(Data entries for graphics)
┄┄┄┄┄┄┄┄┄┄┄┄┄┄┄┄┄┄┄┄
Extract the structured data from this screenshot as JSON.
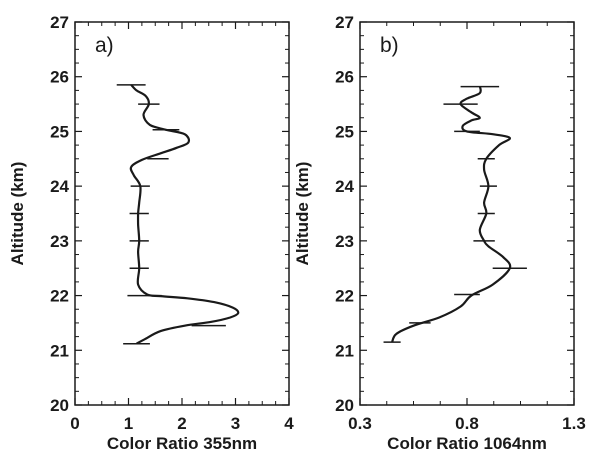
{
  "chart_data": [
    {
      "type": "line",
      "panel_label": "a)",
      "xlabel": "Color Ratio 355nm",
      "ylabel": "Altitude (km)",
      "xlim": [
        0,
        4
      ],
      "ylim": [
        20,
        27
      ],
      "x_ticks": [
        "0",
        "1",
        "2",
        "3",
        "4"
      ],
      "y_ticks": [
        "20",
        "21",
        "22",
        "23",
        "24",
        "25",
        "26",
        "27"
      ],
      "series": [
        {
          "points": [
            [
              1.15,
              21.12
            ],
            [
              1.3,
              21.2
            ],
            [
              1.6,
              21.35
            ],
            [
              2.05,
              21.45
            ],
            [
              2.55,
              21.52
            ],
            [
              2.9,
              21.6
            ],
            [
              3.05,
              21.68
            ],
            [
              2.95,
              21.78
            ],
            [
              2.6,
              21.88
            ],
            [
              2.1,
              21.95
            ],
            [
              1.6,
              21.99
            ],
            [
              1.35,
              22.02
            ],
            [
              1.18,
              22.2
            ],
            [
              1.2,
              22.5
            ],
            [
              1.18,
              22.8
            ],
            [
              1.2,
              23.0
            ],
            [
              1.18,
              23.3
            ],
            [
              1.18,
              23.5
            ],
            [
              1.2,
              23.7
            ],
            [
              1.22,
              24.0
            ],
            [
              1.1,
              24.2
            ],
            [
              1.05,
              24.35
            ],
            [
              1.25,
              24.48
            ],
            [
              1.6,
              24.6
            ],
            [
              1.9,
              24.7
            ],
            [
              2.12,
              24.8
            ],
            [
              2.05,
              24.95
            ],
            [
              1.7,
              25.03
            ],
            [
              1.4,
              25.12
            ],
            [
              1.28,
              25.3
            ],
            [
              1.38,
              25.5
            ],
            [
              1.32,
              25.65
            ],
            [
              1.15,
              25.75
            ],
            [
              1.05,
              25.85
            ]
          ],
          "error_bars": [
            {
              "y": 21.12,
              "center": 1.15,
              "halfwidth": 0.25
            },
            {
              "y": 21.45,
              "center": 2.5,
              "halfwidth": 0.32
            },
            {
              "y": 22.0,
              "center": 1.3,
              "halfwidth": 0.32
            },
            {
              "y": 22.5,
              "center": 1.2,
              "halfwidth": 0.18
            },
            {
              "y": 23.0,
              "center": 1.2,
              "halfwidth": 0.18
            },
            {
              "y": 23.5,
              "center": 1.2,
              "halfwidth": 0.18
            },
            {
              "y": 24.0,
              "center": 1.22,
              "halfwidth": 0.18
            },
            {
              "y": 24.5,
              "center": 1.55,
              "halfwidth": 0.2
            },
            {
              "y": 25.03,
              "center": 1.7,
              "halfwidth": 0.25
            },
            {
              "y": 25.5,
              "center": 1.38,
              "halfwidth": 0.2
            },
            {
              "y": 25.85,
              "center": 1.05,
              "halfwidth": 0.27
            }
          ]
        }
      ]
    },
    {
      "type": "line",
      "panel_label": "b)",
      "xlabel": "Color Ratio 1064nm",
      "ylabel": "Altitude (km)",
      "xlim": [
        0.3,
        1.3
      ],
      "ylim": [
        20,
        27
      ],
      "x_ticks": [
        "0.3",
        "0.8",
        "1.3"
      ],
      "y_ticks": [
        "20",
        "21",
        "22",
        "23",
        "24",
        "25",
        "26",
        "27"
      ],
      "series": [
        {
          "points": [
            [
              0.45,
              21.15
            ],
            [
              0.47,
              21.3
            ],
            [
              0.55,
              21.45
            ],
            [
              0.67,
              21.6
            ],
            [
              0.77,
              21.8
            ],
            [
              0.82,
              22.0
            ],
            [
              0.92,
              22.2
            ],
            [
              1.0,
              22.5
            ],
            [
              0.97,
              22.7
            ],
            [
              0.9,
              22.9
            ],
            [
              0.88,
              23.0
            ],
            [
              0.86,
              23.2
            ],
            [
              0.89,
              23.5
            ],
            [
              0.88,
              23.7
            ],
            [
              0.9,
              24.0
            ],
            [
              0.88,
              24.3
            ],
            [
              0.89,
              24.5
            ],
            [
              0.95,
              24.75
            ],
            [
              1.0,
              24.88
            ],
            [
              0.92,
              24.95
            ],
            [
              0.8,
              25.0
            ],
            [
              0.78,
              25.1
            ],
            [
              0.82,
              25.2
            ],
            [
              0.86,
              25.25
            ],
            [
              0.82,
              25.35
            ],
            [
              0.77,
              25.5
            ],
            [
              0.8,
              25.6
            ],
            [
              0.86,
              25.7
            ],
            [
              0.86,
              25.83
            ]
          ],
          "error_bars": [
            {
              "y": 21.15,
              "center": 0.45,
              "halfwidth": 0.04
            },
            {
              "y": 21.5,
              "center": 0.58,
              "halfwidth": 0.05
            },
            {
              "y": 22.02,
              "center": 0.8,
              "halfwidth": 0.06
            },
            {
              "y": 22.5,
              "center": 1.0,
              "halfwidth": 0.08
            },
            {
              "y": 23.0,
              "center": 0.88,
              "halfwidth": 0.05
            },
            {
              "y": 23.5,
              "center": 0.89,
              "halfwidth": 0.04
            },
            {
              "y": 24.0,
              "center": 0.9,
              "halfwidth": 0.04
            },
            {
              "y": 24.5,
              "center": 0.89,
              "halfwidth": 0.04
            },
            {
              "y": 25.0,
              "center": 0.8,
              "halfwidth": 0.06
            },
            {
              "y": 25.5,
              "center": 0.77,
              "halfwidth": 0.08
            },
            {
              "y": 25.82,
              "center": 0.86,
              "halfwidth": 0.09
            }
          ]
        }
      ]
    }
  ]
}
┄┄┄┄┄┄┄┄┄┄┄┄┄┄┄┄┄┄┄┄
Work instructions:
Collect each line holding the string "xlabel".

Response to this task:
      "xlabel": "Color Ratio 355nm",
      "xlabel": "Color Ratio 1064nm",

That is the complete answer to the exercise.